++++ Raw data

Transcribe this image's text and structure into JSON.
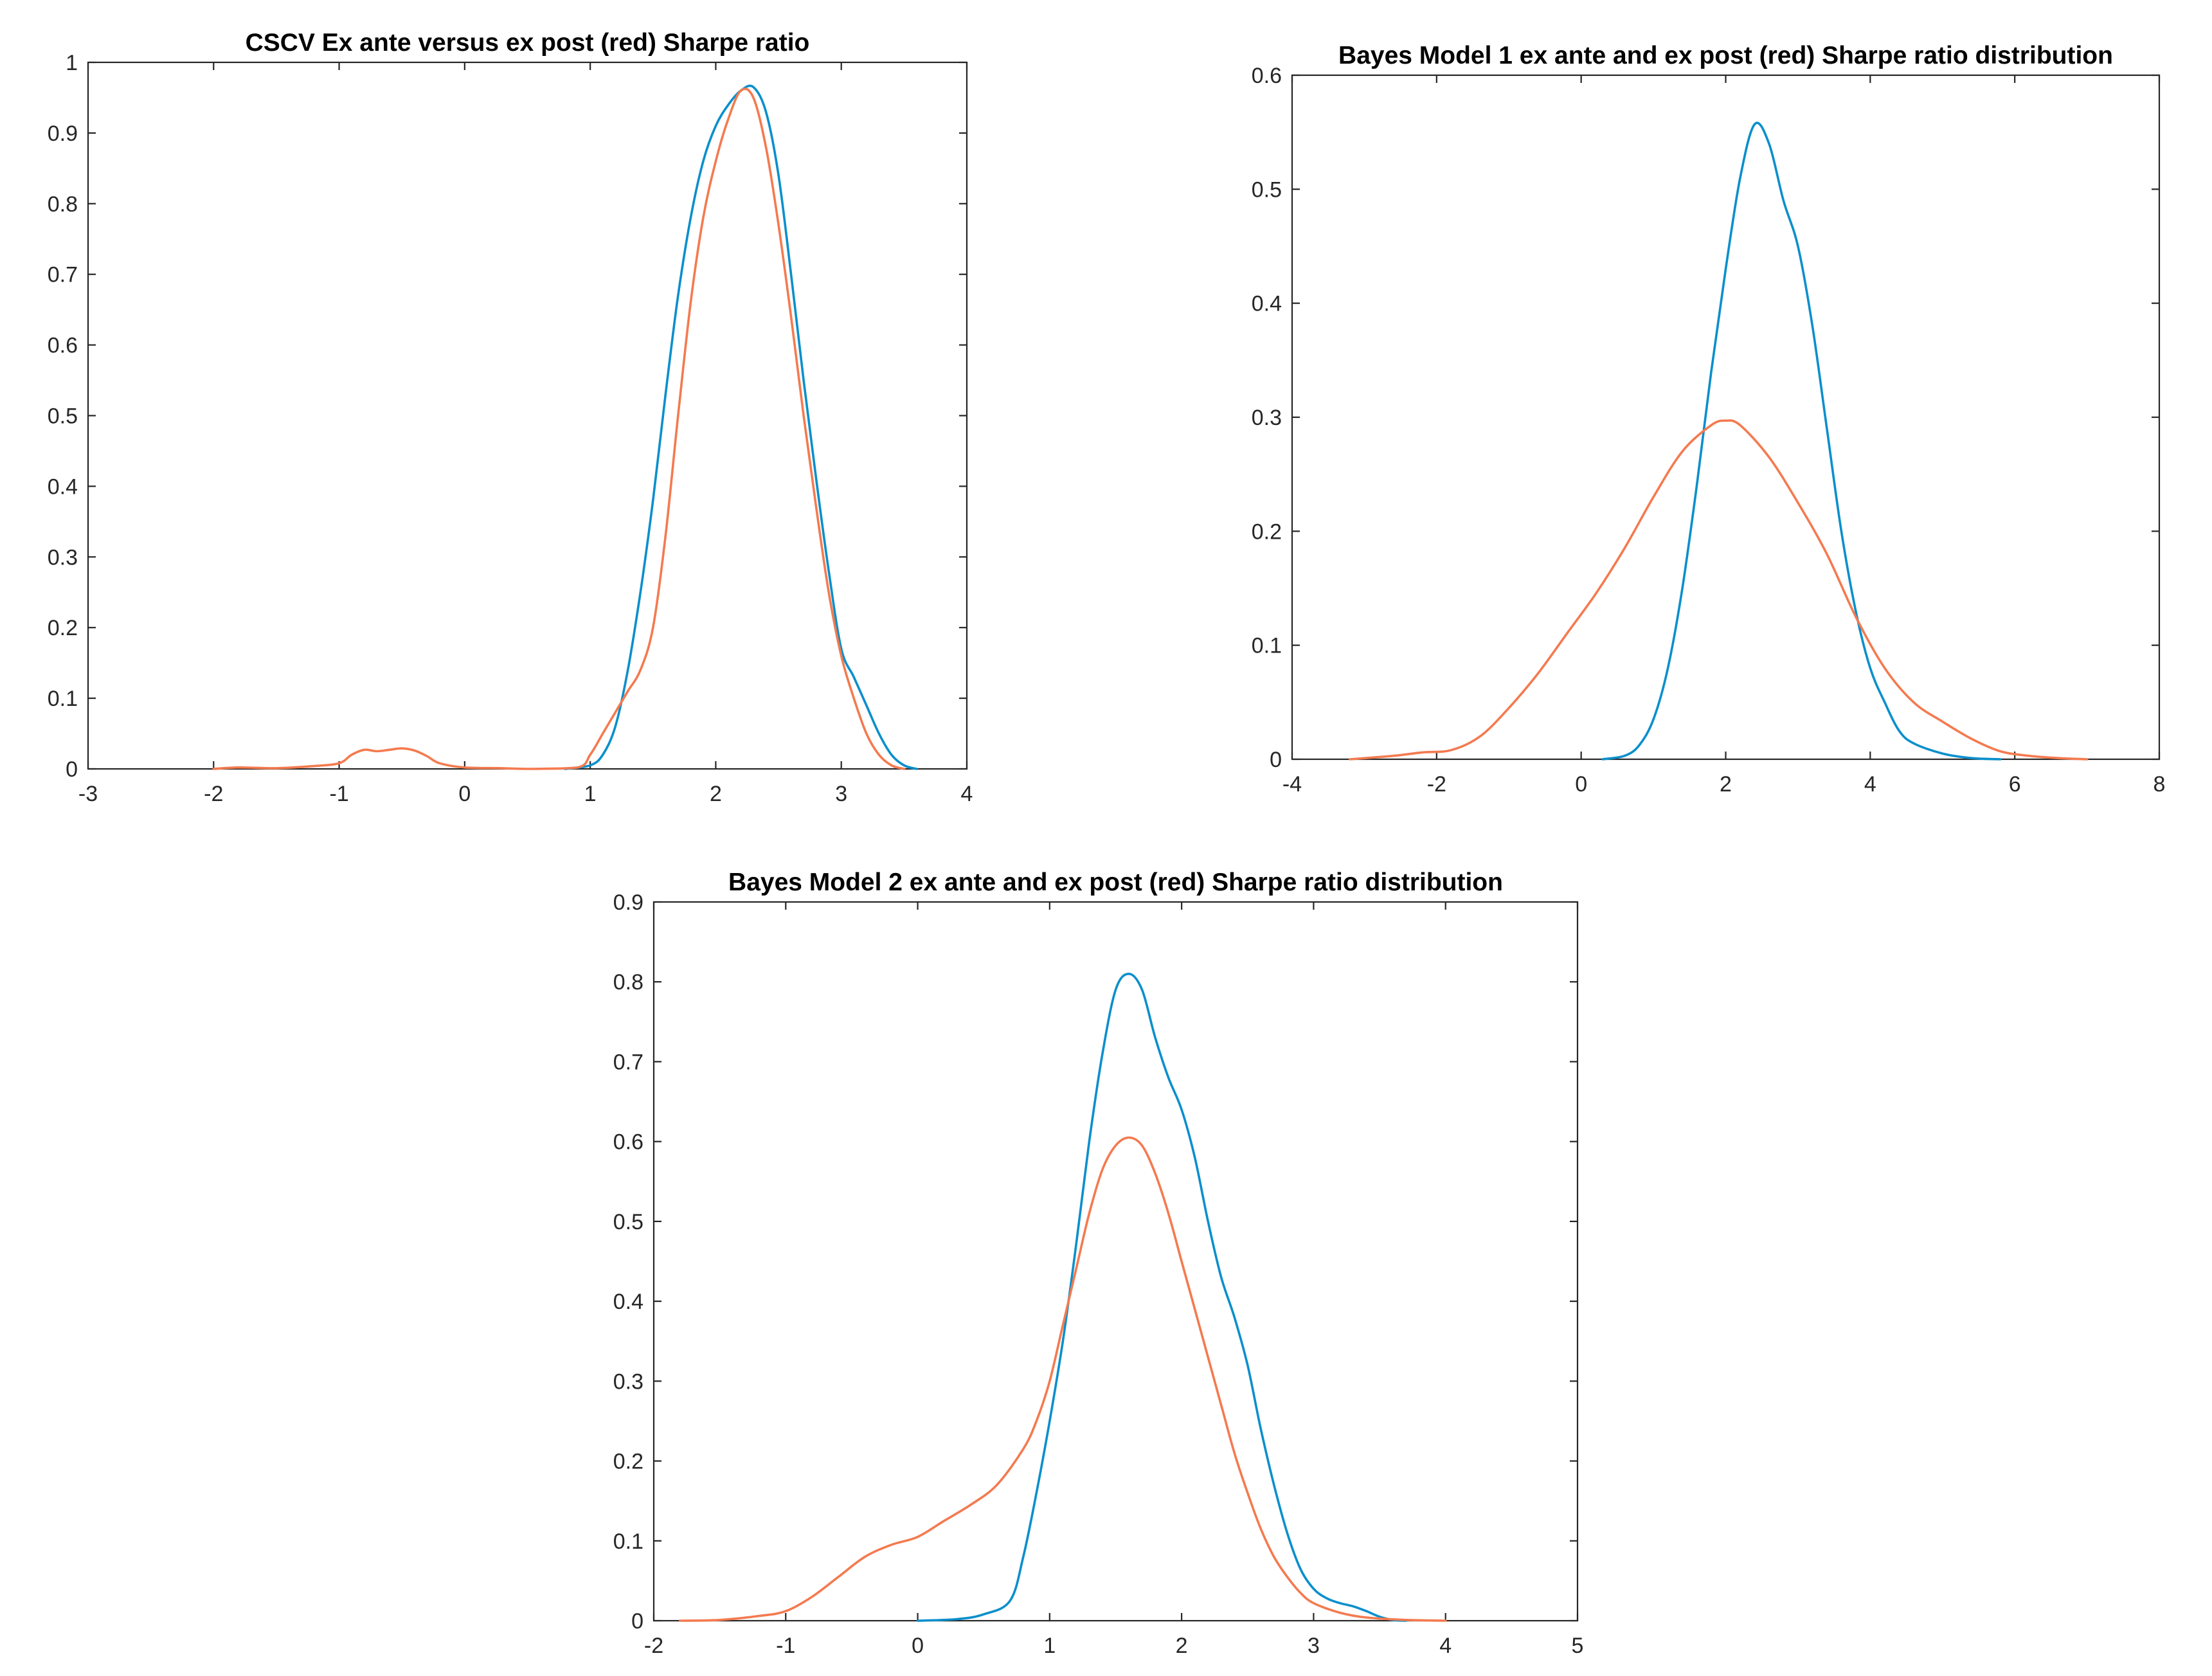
{
  "colors": {
    "ex_ante": "#0a8fcc",
    "ex_post": "#f47a4f",
    "axis": "#262626"
  },
  "chart_data": [
    {
      "type": "line",
      "title": "CSCV Ex ante versus ex post (red) Sharpe ratio",
      "xlabel": "",
      "ylabel": "",
      "xlim": [
        -3,
        4
      ],
      "ylim": [
        0,
        1
      ],
      "xticks": [
        -3,
        -2,
        -1,
        0,
        1,
        2,
        3,
        4
      ],
      "yticks": [
        0,
        0.1,
        0.2,
        0.3,
        0.4,
        0.5,
        0.6,
        0.7,
        0.8,
        0.9,
        1
      ],
      "xtick_labels": [
        "-3",
        "-2",
        "-1",
        "0",
        "1",
        "2",
        "3",
        "4"
      ],
      "ytick_labels": [
        "0",
        "0.1",
        "0.2",
        "0.3",
        "0.4",
        "0.5",
        "0.6",
        "0.7",
        "0.8",
        "0.9",
        "1"
      ],
      "grid": false,
      "series": [
        {
          "color": "#0a8fcc",
          "points": [
            [
              0.8,
              0
            ],
            [
              1.0,
              0.005
            ],
            [
              1.1,
              0.02
            ],
            [
              1.2,
              0.06
            ],
            [
              1.3,
              0.14
            ],
            [
              1.4,
              0.25
            ],
            [
              1.5,
              0.38
            ],
            [
              1.6,
              0.53
            ],
            [
              1.7,
              0.67
            ],
            [
              1.8,
              0.78
            ],
            [
              1.9,
              0.86
            ],
            [
              2.0,
              0.91
            ],
            [
              2.1,
              0.94
            ],
            [
              2.2,
              0.96
            ],
            [
              2.3,
              0.965
            ],
            [
              2.4,
              0.93
            ],
            [
              2.5,
              0.84
            ],
            [
              2.6,
              0.7
            ],
            [
              2.7,
              0.55
            ],
            [
              2.8,
              0.41
            ],
            [
              2.9,
              0.28
            ],
            [
              3.0,
              0.17
            ],
            [
              3.1,
              0.13
            ],
            [
              3.2,
              0.09
            ],
            [
              3.3,
              0.05
            ],
            [
              3.4,
              0.02
            ],
            [
              3.5,
              0.005
            ],
            [
              3.6,
              0
            ]
          ]
        },
        {
          "color": "#f47a4f",
          "points": [
            [
              -2.0,
              0
            ],
            [
              -1.8,
              0.002
            ],
            [
              -1.5,
              0.001
            ],
            [
              -1.2,
              0.004
            ],
            [
              -1.0,
              0.008
            ],
            [
              -0.9,
              0.02
            ],
            [
              -0.8,
              0.027
            ],
            [
              -0.7,
              0.025
            ],
            [
              -0.6,
              0.027
            ],
            [
              -0.5,
              0.029
            ],
            [
              -0.4,
              0.026
            ],
            [
              -0.3,
              0.018
            ],
            [
              -0.2,
              0.008
            ],
            [
              0.0,
              0.002
            ],
            [
              0.3,
              0.001
            ],
            [
              0.5,
              0
            ],
            [
              0.9,
              0.002
            ],
            [
              1.0,
              0.02
            ],
            [
              1.1,
              0.05
            ],
            [
              1.2,
              0.08
            ],
            [
              1.3,
              0.11
            ],
            [
              1.4,
              0.14
            ],
            [
              1.5,
              0.2
            ],
            [
              1.6,
              0.33
            ],
            [
              1.7,
              0.5
            ],
            [
              1.8,
              0.66
            ],
            [
              1.9,
              0.78
            ],
            [
              2.0,
              0.86
            ],
            [
              2.1,
              0.92
            ],
            [
              2.2,
              0.96
            ],
            [
              2.3,
              0.95
            ],
            [
              2.4,
              0.88
            ],
            [
              2.5,
              0.77
            ],
            [
              2.6,
              0.64
            ],
            [
              2.7,
              0.5
            ],
            [
              2.8,
              0.37
            ],
            [
              2.9,
              0.25
            ],
            [
              3.0,
              0.16
            ],
            [
              3.1,
              0.1
            ],
            [
              3.2,
              0.05
            ],
            [
              3.3,
              0.02
            ],
            [
              3.4,
              0.005
            ],
            [
              3.5,
              0
            ]
          ]
        }
      ]
    },
    {
      "type": "line",
      "title": "Bayes Model 1 ex ante and ex post (red) Sharpe ratio distribution",
      "xlabel": "",
      "ylabel": "",
      "xlim": [
        -4,
        8
      ],
      "ylim": [
        0,
        0.6
      ],
      "xticks": [
        -4,
        -2,
        0,
        2,
        4,
        6,
        8
      ],
      "yticks": [
        0,
        0.1,
        0.2,
        0.3,
        0.4,
        0.5,
        0.6
      ],
      "xtick_labels": [
        "-4",
        "-2",
        "0",
        "2",
        "4",
        "6",
        "8"
      ],
      "ytick_labels": [
        "0",
        "0.1",
        "0.2",
        "0.3",
        "0.4",
        "0.5",
        "0.6"
      ],
      "grid": false,
      "series": [
        {
          "color": "#0a8fcc",
          "points": [
            [
              0.3,
              0
            ],
            [
              0.6,
              0.003
            ],
            [
              0.8,
              0.012
            ],
            [
              1.0,
              0.035
            ],
            [
              1.2,
              0.08
            ],
            [
              1.4,
              0.15
            ],
            [
              1.6,
              0.24
            ],
            [
              1.8,
              0.34
            ],
            [
              2.0,
              0.43
            ],
            [
              2.2,
              0.51
            ],
            [
              2.4,
              0.557
            ],
            [
              2.6,
              0.54
            ],
            [
              2.8,
              0.49
            ],
            [
              3.0,
              0.45
            ],
            [
              3.2,
              0.38
            ],
            [
              3.4,
              0.29
            ],
            [
              3.6,
              0.2
            ],
            [
              3.8,
              0.13
            ],
            [
              4.0,
              0.08
            ],
            [
              4.2,
              0.05
            ],
            [
              4.4,
              0.025
            ],
            [
              4.6,
              0.014
            ],
            [
              5.0,
              0.005
            ],
            [
              5.4,
              0.001
            ],
            [
              5.8,
              0
            ]
          ]
        },
        {
          "color": "#f47a4f",
          "points": [
            [
              -3.2,
              0
            ],
            [
              -2.6,
              0.003
            ],
            [
              -2.2,
              0.006
            ],
            [
              -1.8,
              0.008
            ],
            [
              -1.4,
              0.02
            ],
            [
              -1.0,
              0.045
            ],
            [
              -0.6,
              0.075
            ],
            [
              -0.2,
              0.11
            ],
            [
              0.2,
              0.145
            ],
            [
              0.6,
              0.185
            ],
            [
              1.0,
              0.23
            ],
            [
              1.4,
              0.27
            ],
            [
              1.8,
              0.293
            ],
            [
              2.0,
              0.297
            ],
            [
              2.2,
              0.293
            ],
            [
              2.6,
              0.265
            ],
            [
              3.0,
              0.225
            ],
            [
              3.4,
              0.18
            ],
            [
              3.8,
              0.125
            ],
            [
              4.2,
              0.08
            ],
            [
              4.6,
              0.05
            ],
            [
              5.0,
              0.033
            ],
            [
              5.4,
              0.018
            ],
            [
              5.8,
              0.007
            ],
            [
              6.2,
              0.003
            ],
            [
              6.6,
              0.001
            ],
            [
              7.0,
              0
            ]
          ]
        }
      ]
    },
    {
      "type": "line",
      "title": "Bayes Model 2 ex ante and ex post (red) Sharpe ratio distribution",
      "xlabel": "",
      "ylabel": "",
      "xlim": [
        -2,
        5
      ],
      "ylim": [
        0,
        0.9
      ],
      "xticks": [
        -2,
        -1,
        0,
        1,
        2,
        3,
        4,
        5
      ],
      "yticks": [
        0,
        0.1,
        0.2,
        0.3,
        0.4,
        0.5,
        0.6,
        0.7,
        0.8,
        0.9
      ],
      "xtick_labels": [
        "-2",
        "-1",
        "0",
        "1",
        "2",
        "3",
        "4",
        "5"
      ],
      "ytick_labels": [
        "0",
        "0.1",
        "0.2",
        "0.3",
        "0.4",
        "0.5",
        "0.6",
        "0.7",
        "0.8",
        "0.9"
      ],
      "grid": false,
      "series": [
        {
          "color": "#0a8fcc",
          "points": [
            [
              0.0,
              0
            ],
            [
              0.3,
              0.002
            ],
            [
              0.5,
              0.008
            ],
            [
              0.7,
              0.025
            ],
            [
              0.8,
              0.08
            ],
            [
              0.9,
              0.16
            ],
            [
              1.0,
              0.25
            ],
            [
              1.1,
              0.35
            ],
            [
              1.2,
              0.47
            ],
            [
              1.3,
              0.6
            ],
            [
              1.4,
              0.71
            ],
            [
              1.5,
              0.79
            ],
            [
              1.6,
              0.81
            ],
            [
              1.7,
              0.79
            ],
            [
              1.8,
              0.73
            ],
            [
              1.9,
              0.68
            ],
            [
              2.0,
              0.64
            ],
            [
              2.1,
              0.58
            ],
            [
              2.2,
              0.5
            ],
            [
              2.3,
              0.43
            ],
            [
              2.4,
              0.38
            ],
            [
              2.5,
              0.32
            ],
            [
              2.6,
              0.24
            ],
            [
              2.7,
              0.17
            ],
            [
              2.8,
              0.11
            ],
            [
              2.9,
              0.065
            ],
            [
              3.0,
              0.04
            ],
            [
              3.1,
              0.028
            ],
            [
              3.2,
              0.022
            ],
            [
              3.3,
              0.018
            ],
            [
              3.4,
              0.012
            ],
            [
              3.5,
              0.005
            ],
            [
              3.6,
              0.001
            ],
            [
              3.7,
              0
            ]
          ]
        },
        {
          "color": "#f47a4f",
          "points": [
            [
              -1.8,
              0
            ],
            [
              -1.5,
              0.001
            ],
            [
              -1.2,
              0.006
            ],
            [
              -1.0,
              0.012
            ],
            [
              -0.8,
              0.03
            ],
            [
              -0.6,
              0.055
            ],
            [
              -0.4,
              0.08
            ],
            [
              -0.2,
              0.095
            ],
            [
              0.0,
              0.105
            ],
            [
              0.2,
              0.125
            ],
            [
              0.4,
              0.145
            ],
            [
              0.6,
              0.17
            ],
            [
              0.8,
              0.215
            ],
            [
              0.9,
              0.25
            ],
            [
              1.0,
              0.3
            ],
            [
              1.1,
              0.37
            ],
            [
              1.2,
              0.44
            ],
            [
              1.3,
              0.51
            ],
            [
              1.4,
              0.565
            ],
            [
              1.5,
              0.595
            ],
            [
              1.6,
              0.605
            ],
            [
              1.7,
              0.595
            ],
            [
              1.8,
              0.56
            ],
            [
              1.9,
              0.51
            ],
            [
              2.0,
              0.45
            ],
            [
              2.1,
              0.39
            ],
            [
              2.2,
              0.33
            ],
            [
              2.3,
              0.27
            ],
            [
              2.4,
              0.21
            ],
            [
              2.5,
              0.16
            ],
            [
              2.6,
              0.115
            ],
            [
              2.7,
              0.08
            ],
            [
              2.8,
              0.055
            ],
            [
              2.9,
              0.035
            ],
            [
              3.0,
              0.022
            ],
            [
              3.2,
              0.01
            ],
            [
              3.4,
              0.004
            ],
            [
              3.7,
              0.001
            ],
            [
              4.0,
              0
            ]
          ]
        }
      ]
    }
  ]
}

++++++++

Exercise aim:
Show, from the listing above, each line that contains the word "ratio".

Solution to this problem:
      "title": "CSCV Ex ante versus ex post (red) Sharpe ratio",
      "title": "Bayes Model 1 ex ante and ex post (red) Sharpe ratio distribution",
      "title": "Bayes Model 2 ex ante and ex post (red) Sharpe ratio distribution",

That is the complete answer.